Your goal: Exactly as written, retype the listing below, omitting the pictures.

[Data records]
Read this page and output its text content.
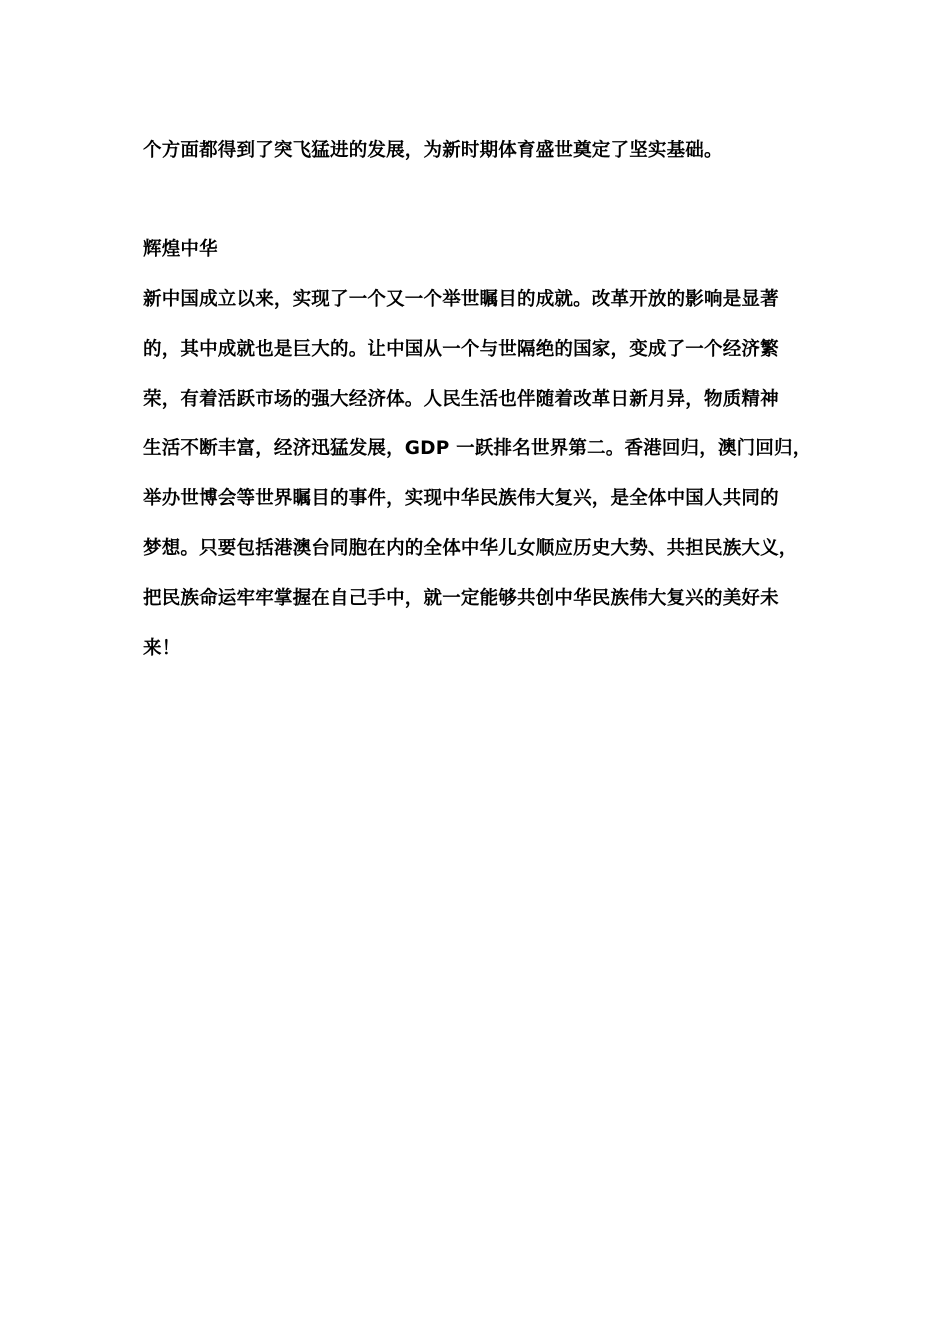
个方面都得到了突飞猛进的发展，为新时期体育盛世奠定了坚实基础。
辉煌中华
新中国成立以来，实现了一个又一个举世瞩目的成就。改革开放的影响是显著
的，其中成就也是巨大的。让中国从一个与世隔绝的国家，变成了一个经济繁
荣，有着活跃市场的强大经济体。人民生活也伴随着改革日新月异，物质精神
生活不断丰富，经济迅猛发展，GDP 一跃排名世界第二。香港回归，澳门回归，
举办世博会等世界瞩目的事件，实现中华民族伟大复兴，是全体中国人共同的
梦想。只要包括港澳台同胞在内的全体中华儿女顺应历史大势、共担民族大义，
把民族命运牢牢掌握在自己手中，就一定能够共创中华民族伟大复兴的美好未
来！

Complete output:
Read this page and output its text content.
个方面都得到了突飞猛进的发展，为新时期体育盛世奠定了坚实基础。
辉煌中华
新中国成立以来，实现了一个又一个举世瞩目的成就。改革开放的影响是显著
的，其中成就也是巨大的。让中国从一个与世隔绝的国家，变成了一个经济繁
荣，有着活跃市场的强大经济体。人民生活也伴随着改革日新月异，物质精神
生活不断丰富，经济迅猛发展，GDP 一跃排名世界第二。香港回归，澳门回归，
举办世博会等世界瞩目的事件，实现中华民族伟大复兴，是全体中国人共同的
梦想。只要包括港澳台同胞在内的全体中华儿女顺应历史大势、共担民族大义，
把民族命运牢牢掌握在自己手中，就一定能够共创中华民族伟大复兴的美好未
来！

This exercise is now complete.